__What needs to be done__: Copy the records below exactly as they are written.

__Input__:

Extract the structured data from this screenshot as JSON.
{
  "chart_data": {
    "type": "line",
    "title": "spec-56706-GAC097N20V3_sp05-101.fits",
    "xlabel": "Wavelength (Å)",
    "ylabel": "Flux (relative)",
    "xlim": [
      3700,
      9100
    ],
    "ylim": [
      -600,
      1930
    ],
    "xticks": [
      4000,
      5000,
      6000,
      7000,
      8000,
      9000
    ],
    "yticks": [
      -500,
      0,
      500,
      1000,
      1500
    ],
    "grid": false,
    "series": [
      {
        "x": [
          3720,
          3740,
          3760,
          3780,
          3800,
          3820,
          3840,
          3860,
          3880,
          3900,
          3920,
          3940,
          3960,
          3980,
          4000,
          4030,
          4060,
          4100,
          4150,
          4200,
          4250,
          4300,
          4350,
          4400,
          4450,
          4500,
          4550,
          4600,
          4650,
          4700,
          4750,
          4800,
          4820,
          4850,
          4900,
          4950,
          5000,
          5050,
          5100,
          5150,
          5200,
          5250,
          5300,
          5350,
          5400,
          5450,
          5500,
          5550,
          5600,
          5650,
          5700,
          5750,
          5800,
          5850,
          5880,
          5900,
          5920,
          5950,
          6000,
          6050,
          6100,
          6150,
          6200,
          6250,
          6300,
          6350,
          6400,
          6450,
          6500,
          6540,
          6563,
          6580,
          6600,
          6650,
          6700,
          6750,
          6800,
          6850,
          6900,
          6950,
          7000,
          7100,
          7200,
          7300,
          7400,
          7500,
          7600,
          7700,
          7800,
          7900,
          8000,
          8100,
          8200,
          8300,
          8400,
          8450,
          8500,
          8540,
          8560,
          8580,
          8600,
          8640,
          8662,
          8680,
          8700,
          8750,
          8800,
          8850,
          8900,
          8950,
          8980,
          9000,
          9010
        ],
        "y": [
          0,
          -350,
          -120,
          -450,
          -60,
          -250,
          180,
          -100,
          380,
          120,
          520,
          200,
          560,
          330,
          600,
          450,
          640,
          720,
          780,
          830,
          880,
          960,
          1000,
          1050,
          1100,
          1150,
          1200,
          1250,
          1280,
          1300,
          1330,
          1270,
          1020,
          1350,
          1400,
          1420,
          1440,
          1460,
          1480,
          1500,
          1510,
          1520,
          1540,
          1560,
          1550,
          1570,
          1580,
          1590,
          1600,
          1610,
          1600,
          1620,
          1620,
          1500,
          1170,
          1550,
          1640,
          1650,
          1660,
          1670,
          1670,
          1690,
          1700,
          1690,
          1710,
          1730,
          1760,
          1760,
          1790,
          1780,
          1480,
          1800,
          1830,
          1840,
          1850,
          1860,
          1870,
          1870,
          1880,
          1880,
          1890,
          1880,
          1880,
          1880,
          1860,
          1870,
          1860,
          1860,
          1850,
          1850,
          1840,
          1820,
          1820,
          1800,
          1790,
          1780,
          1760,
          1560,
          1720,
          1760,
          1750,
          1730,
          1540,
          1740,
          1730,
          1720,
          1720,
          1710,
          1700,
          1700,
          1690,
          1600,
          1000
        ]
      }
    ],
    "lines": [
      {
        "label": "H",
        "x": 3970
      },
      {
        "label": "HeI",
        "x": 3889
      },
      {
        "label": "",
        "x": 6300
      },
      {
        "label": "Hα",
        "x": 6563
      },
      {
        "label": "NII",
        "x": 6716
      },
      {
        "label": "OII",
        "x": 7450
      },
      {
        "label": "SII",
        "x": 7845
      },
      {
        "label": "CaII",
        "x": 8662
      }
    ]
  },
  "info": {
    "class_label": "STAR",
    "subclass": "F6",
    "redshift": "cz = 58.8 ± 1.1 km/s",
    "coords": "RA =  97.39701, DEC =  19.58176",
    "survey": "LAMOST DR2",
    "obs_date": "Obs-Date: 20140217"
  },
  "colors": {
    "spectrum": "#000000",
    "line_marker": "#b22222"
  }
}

__Response for this exercise__:
Extract the structured data from this screenshot as JSON.
{
  "chart_data": {
    "type": "line",
    "title": "spec-56706-GAC097N20V3_sp05-101.fits",
    "xlabel": "Wavelength (Å)",
    "ylabel": "Flux (relative)",
    "xlim": [
      3700,
      9100
    ],
    "ylim": [
      -600,
      1930
    ],
    "xticks": [
      4000,
      5000,
      6000,
      7000,
      8000,
      9000
    ],
    "yticks": [
      -500,
      0,
      500,
      1000,
      1500
    ],
    "grid": false,
    "series": [
      {
        "x": [
          3720,
          3740,
          3760,
          3780,
          3800,
          3820,
          3840,
          3860,
          3880,
          3900,
          3920,
          3940,
          3960,
          3980,
          4000,
          4030,
          4060,
          4100,
          4150,
          4200,
          4250,
          4300,
          4350,
          4400,
          4450,
          4500,
          4550,
          4600,
          4650,
          4700,
          4750,
          4800,
          4820,
          4850,
          4900,
          4950,
          5000,
          5050,
          5100,
          5150,
          5200,
          5250,
          5300,
          5350,
          5400,
          5450,
          5500,
          5550,
          5600,
          5650,
          5700,
          5750,
          5800,
          5850,
          5880,
          5900,
          5920,
          5950,
          6000,
          6050,
          6100,
          6150,
          6200,
          6250,
          6300,
          6350,
          6400,
          6450,
          6500,
          6540,
          6563,
          6580,
          6600,
          6650,
          6700,
          6750,
          6800,
          6850,
          6900,
          6950,
          7000,
          7100,
          7200,
          7300,
          7400,
          7500,
          7600,
          7700,
          7800,
          7900,
          8000,
          8100,
          8200,
          8300,
          8400,
          8450,
          8500,
          8540,
          8560,
          8580,
          8600,
          8640,
          8662,
          8680,
          8700,
          8750,
          8800,
          8850,
          8900,
          8950,
          8980,
          9000,
          9010
        ],
        "y": [
          0,
          -350,
          -120,
          -450,
          -60,
          -250,
          180,
          -100,
          380,
          120,
          520,
          200,
          560,
          330,
          600,
          450,
          640,
          720,
          780,
          830,
          880,
          960,
          1000,
          1050,
          1100,
          1150,
          1200,
          1250,
          1280,
          1300,
          1330,
          1270,
          1020,
          1350,
          1400,
          1420,
          1440,
          1460,
          1480,
          1500,
          1510,
          1520,
          1540,
          1560,
          1550,
          1570,
          1580,
          1590,
          1600,
          1610,
          1600,
          1620,
          1620,
          1500,
          1170,
          1550,
          1640,
          1650,
          1660,
          1670,
          1670,
          1690,
          1700,
          1690,
          1710,
          1730,
          1760,
          1760,
          1790,
          1780,
          1480,
          1800,
          1830,
          1840,
          1850,
          1860,
          1870,
          1870,
          1880,
          1880,
          1890,
          1880,
          1880,
          1880,
          1860,
          1870,
          1860,
          1860,
          1850,
          1850,
          1840,
          1820,
          1820,
          1800,
          1790,
          1780,
          1760,
          1560,
          1720,
          1760,
          1750,
          1730,
          1540,
          1740,
          1730,
          1720,
          1720,
          1710,
          1700,
          1700,
          1690,
          1600,
          1000
        ]
      }
    ],
    "lines": [
      {
        "label": "H",
        "x": 3970
      },
      {
        "label": "HeI",
        "x": 3889
      },
      {
        "label": "",
        "x": 6300
      },
      {
        "label": "Hα",
        "x": 6563
      },
      {
        "label": "NII",
        "x": 6716
      },
      {
        "label": "OII",
        "x": 7450
      },
      {
        "label": "SII",
        "x": 7845
      },
      {
        "label": "CaII",
        "x": 8662
      }
    ]
  },
  "info": {
    "class_label": "STAR",
    "subclass": "F6",
    "redshift": "cz = 58.8 ± 1.1 km/s",
    "coords": "RA =  97.39701, DEC =  19.58176",
    "survey": "LAMOST DR2",
    "obs_date": "Obs-Date: 20140217"
  },
  "colors": {
    "spectrum": "#000000",
    "line_marker": "#b22222"
  }
}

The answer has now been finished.